What to produce:
Pull each line holding the word "Minerales" from the data.

Supplied records:
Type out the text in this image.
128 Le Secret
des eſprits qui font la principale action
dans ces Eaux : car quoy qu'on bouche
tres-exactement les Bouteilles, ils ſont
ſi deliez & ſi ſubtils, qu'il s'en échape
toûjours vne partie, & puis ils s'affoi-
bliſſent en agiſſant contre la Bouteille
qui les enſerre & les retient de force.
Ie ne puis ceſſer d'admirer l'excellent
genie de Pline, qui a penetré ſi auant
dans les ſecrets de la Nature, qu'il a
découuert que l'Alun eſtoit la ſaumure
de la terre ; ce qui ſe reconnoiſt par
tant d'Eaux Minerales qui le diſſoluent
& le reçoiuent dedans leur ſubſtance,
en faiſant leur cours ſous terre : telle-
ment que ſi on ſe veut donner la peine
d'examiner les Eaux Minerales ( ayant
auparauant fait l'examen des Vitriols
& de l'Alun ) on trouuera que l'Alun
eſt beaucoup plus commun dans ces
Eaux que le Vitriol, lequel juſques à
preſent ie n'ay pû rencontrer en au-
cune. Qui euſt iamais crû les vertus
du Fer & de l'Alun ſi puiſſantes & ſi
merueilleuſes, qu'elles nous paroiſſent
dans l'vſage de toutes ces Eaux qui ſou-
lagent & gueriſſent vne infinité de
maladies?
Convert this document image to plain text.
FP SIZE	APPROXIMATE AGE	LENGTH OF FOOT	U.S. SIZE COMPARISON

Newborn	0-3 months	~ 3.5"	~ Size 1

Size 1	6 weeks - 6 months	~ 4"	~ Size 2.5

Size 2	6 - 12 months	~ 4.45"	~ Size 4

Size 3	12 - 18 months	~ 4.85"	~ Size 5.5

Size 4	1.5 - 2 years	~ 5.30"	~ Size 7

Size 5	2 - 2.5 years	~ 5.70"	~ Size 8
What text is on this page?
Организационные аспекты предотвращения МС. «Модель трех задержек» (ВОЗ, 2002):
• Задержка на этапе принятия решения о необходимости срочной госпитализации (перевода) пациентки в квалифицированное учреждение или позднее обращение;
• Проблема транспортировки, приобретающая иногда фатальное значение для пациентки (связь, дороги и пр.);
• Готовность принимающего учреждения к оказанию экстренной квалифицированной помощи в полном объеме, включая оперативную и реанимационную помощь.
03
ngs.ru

Exercise solution:
tant d'Eaux Minerales qui le diſſoluent
d'examiner les Eaux Minerales ( ayant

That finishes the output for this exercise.